■ Aim:
Read the listing and extract each line that includes the word "floor".

┌────────

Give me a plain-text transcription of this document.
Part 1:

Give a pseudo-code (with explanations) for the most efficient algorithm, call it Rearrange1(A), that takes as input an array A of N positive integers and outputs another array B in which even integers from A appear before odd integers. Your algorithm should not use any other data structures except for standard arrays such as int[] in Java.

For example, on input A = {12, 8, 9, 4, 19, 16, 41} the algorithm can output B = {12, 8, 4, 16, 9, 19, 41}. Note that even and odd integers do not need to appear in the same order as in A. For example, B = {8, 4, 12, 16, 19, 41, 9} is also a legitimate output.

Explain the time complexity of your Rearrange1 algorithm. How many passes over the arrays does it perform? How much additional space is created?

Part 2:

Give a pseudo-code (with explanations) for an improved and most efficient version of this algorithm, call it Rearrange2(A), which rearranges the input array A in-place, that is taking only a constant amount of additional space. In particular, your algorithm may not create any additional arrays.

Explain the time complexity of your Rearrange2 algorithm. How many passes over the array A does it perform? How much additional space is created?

└────────
┌────────

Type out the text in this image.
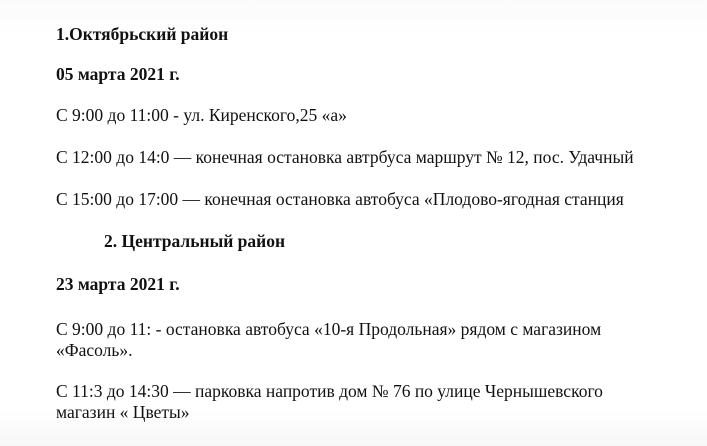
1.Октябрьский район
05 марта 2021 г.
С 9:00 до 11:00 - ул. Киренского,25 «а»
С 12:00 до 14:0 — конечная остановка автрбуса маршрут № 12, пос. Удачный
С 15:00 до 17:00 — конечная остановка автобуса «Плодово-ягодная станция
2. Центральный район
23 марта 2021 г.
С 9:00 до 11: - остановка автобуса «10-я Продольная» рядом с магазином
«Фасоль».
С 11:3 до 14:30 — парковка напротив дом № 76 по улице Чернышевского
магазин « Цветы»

└────────
┌────────

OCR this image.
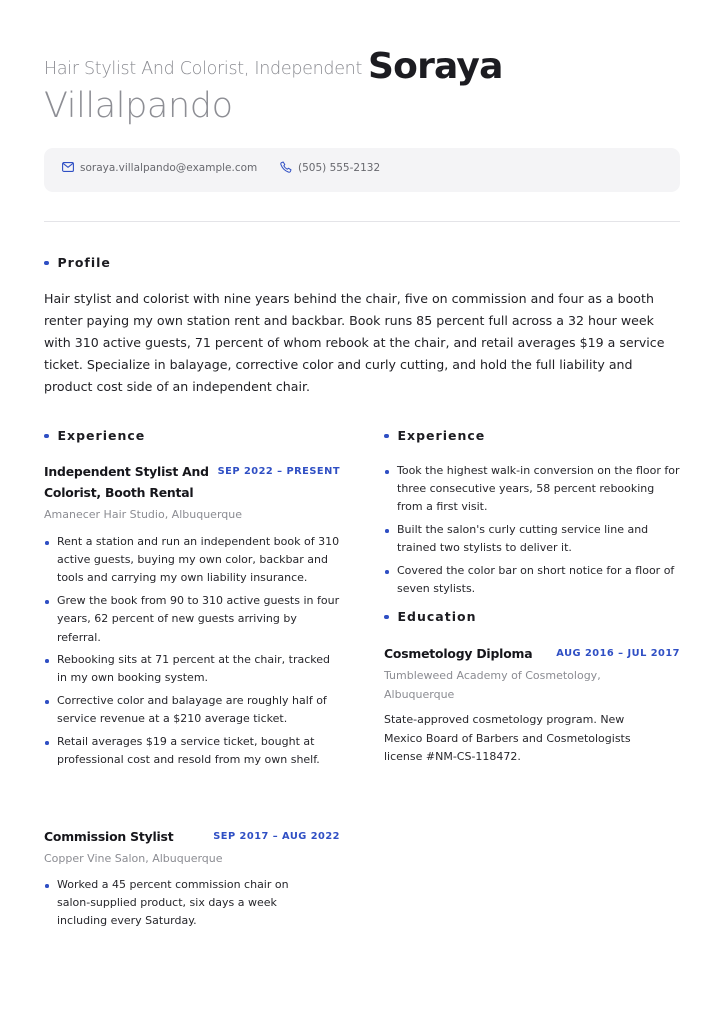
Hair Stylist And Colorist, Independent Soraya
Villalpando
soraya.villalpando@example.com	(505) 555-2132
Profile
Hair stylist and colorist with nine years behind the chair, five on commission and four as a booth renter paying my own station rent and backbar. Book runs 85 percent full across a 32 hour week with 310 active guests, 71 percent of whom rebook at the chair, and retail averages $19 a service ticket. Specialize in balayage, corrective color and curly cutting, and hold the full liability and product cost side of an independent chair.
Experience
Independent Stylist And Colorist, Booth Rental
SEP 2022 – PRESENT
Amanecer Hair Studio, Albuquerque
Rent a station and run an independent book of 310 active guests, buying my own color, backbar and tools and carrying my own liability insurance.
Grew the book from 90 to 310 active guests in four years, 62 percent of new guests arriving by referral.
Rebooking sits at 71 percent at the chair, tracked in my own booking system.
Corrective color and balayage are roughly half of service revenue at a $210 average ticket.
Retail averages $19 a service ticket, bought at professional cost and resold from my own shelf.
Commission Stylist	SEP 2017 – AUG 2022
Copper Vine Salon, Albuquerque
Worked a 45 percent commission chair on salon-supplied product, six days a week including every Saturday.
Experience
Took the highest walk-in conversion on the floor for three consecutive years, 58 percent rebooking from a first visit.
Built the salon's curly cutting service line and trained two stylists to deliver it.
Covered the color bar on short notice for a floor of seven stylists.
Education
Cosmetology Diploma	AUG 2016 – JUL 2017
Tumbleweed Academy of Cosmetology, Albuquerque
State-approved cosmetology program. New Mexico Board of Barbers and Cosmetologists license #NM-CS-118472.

└────────

■ Result for this exercise:
Took the highest walk-in conversion on the floor for three consecutive years, 58 percent rebooking from a first visit.
Covered the color bar on short notice for a floor of seven stylists.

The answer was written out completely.